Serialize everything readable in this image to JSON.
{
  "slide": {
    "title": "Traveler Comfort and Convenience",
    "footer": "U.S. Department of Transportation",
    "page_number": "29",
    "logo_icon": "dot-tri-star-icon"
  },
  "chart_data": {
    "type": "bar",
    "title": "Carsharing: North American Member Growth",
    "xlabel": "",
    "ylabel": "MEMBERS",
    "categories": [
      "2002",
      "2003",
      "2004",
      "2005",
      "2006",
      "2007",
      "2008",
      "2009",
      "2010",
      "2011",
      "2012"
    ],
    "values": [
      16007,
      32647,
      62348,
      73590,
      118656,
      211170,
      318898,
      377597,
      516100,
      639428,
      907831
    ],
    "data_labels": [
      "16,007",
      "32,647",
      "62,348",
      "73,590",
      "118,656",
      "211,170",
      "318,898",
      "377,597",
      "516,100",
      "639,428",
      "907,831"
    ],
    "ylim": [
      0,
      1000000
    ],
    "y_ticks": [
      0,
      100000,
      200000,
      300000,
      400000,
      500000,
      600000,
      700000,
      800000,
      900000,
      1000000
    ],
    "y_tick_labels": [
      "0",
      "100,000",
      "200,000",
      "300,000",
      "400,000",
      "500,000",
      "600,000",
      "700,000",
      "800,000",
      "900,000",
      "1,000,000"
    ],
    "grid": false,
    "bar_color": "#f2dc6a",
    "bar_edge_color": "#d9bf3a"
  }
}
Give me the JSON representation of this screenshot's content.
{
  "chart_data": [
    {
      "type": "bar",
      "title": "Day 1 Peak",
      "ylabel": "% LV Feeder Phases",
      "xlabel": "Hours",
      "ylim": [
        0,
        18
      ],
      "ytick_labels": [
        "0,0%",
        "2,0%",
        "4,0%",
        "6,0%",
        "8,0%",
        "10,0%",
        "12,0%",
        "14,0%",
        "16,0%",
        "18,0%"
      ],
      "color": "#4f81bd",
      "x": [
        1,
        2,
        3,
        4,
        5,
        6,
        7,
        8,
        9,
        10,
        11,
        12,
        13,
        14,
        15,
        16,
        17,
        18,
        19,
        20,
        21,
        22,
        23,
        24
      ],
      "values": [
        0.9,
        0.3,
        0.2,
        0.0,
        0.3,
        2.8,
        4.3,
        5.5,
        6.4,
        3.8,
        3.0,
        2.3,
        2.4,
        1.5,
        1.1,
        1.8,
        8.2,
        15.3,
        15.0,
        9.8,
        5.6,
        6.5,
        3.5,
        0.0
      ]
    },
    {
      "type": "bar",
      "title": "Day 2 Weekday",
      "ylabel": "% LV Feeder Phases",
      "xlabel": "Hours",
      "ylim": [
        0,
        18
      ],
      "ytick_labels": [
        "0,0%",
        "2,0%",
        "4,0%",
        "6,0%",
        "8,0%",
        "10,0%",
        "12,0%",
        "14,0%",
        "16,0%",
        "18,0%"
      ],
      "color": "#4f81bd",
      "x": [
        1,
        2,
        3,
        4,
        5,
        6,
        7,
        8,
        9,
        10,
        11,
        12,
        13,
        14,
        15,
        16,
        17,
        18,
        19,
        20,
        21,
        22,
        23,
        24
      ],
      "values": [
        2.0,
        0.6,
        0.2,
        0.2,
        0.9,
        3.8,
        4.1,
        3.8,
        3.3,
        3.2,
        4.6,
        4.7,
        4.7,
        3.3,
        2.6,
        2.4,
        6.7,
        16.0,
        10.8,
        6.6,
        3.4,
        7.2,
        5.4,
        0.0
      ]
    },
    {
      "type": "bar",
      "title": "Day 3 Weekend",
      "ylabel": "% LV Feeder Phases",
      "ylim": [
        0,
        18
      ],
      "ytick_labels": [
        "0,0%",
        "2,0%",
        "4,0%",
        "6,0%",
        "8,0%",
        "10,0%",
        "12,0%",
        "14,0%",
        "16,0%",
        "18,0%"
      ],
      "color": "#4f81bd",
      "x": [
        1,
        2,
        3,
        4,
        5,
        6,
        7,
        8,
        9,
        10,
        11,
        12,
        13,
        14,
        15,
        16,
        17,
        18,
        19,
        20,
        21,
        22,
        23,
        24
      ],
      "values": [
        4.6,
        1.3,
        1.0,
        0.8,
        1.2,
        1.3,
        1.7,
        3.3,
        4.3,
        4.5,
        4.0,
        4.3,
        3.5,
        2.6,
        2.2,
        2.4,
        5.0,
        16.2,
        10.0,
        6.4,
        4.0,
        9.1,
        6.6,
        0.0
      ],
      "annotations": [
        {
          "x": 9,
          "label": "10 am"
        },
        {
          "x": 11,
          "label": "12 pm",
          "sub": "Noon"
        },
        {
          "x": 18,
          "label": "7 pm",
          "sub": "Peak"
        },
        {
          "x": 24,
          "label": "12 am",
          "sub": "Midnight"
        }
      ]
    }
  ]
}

= = = =

Please quote the data above in full, with no line missing.

Serialize everything readable in this image to JSON.
{
  "slide": {
    "title": "Traveler Comfort and Convenience",
    "footer": "U.S. Department of Transportation",
    "page_number": "29",
    "logo_icon": "dot-tri-star-icon"
  },
  "chart_data": {
    "type": "bar",
    "title": "Carsharing: North American Member Growth",
    "xlabel": "",
    "ylabel": "MEMBERS",
    "categories": [
      "2002",
      "2003",
      "2004",
      "2005",
      "2006",
      "2007",
      "2008",
      "2009",
      "2010",
      "2011",
      "2012"
    ],
    "values": [
      16007,
      32647,
      62348,
      73590,
      118656,
      211170,
      318898,
      377597,
      516100,
      639428,
      907831
    ],
    "data_labels": [
      "16,007",
      "32,647",
      "62,348",
      "73,590",
      "118,656",
      "211,170",
      "318,898",
      "377,597",
      "516,100",
      "639,428",
      "907,831"
    ],
    "ylim": [
      0,
      1000000
    ],
    "y_ticks": [
      0,
      100000,
      200000,
      300000,
      400000,
      500000,
      600000,
      700000,
      800000,
      900000,
      1000000
    ],
    "y_tick_labels": [
      "0",
      "100,000",
      "200,000",
      "300,000",
      "400,000",
      "500,000",
      "600,000",
      "700,000",
      "800,000",
      "900,000",
      "1,000,000"
    ],
    "grid": false,
    "bar_color": "#f2dc6a",
    "bar_edge_color": "#d9bf3a"
  }
}
Give me the JSON representation of this screenshot's content.
{
  "chart_data": [
    {
      "type": "bar",
      "title": "Day 1 Peak",
      "ylabel": "% LV Feeder Phases",
      "xlabel": "Hours",
      "ylim": [
        0,
        18
      ],
      "ytick_labels": [
        "0,0%",
        "2,0%",
        "4,0%",
        "6,0%",
        "8,0%",
        "10,0%",
        "12,0%",
        "14,0%",
        "16,0%",
        "18,0%"
      ],
      "color": "#4f81bd",
      "x": [
        1,
        2,
        3,
        4,
        5,
        6,
        7,
        8,
        9,
        10,
        11,
        12,
        13,
        14,
        15,
        16,
        17,
        18,
        19,
        20,
        21,
        22,
        23,
        24
      ],
      "values": [
        0.9,
        0.3,
        0.2,
        0.0,
        0.3,
        2.8,
        4.3,
        5.5,
        6.4,
        3.8,
        3.0,
        2.3,
        2.4,
        1.5,
        1.1,
        1.8,
        8.2,
        15.3,
        15.0,
        9.8,
        5.6,
        6.5,
        3.5,
        0.0
      ]
    },
    {
      "type": "bar",
      "title": "Day 2 Weekday",
      "ylabel": "% LV Feeder Phases",
      "xlabel": "Hours",
      "ylim": [
        0,
        18
      ],
      "ytick_labels": [
        "0,0%",
        "2,0%",
        "4,0%",
        "6,0%",
        "8,0%",
        "10,0%",
        "12,0%",
        "14,0%",
        "16,0%",
        "18,0%"
      ],
      "color": "#4f81bd",
      "x": [
        1,
        2,
        3,
        4,
        5,
        6,
        7,
        8,
        9,
        10,
        11,
        12,
        13,
        14,
        15,
        16,
        17,
        18,
        19,
        20,
        21,
        22,
        23,
        24
      ],
      "values": [
        2.0,
        0.6,
        0.2,
        0.2,
        0.9,
        3.8,
        4.1,
        3.8,
        3.3,
        3.2,
        4.6,
        4.7,
        4.7,
        3.3,
        2.6,
        2.4,
        6.7,
        16.0,
        10.8,
        6.6,
        3.4,
        7.2,
        5.4,
        0.0
      ]
    },
    {
      "type": "bar",
      "title": "Day 3 Weekend",
      "ylabel": "% LV Feeder Phases",
      "ylim": [
        0,
        18
      ],
      "ytick_labels": [
        "0,0%",
        "2,0%",
        "4,0%",
        "6,0%",
        "8,0%",
        "10,0%",
        "12,0%",
        "14,0%",
        "16,0%",
        "18,0%"
      ],
      "color": "#4f81bd",
      "x": [
        1,
        2,
        3,
        4,
        5,
        6,
        7,
        8,
        9,
        10,
        11,
        12,
        13,
        14,
        15,
        16,
        17,
        18,
        19,
        20,
        21,
        22,
        23,
        24
      ],
      "values": [
        4.6,
        1.3,
        1.0,
        0.8,
        1.2,
        1.3,
        1.7,
        3.3,
        4.3,
        4.5,
        4.0,
        4.3,
        3.5,
        2.6,
        2.2,
        2.4,
        5.0,
        16.2,
        10.0,
        6.4,
        4.0,
        9.1,
        6.6,
        0.0
      ],
      "annotations": [
        {
          "x": 9,
          "label": "10 am"
        },
        {
          "x": 11,
          "label": "12 pm",
          "sub": "Noon"
        },
        {
          "x": 18,
          "label": "7 pm",
          "sub": "Peak"
        },
        {
          "x": 24,
          "label": "12 am",
          "sub": "Midnight"
        }
      ]
    }
  ]
}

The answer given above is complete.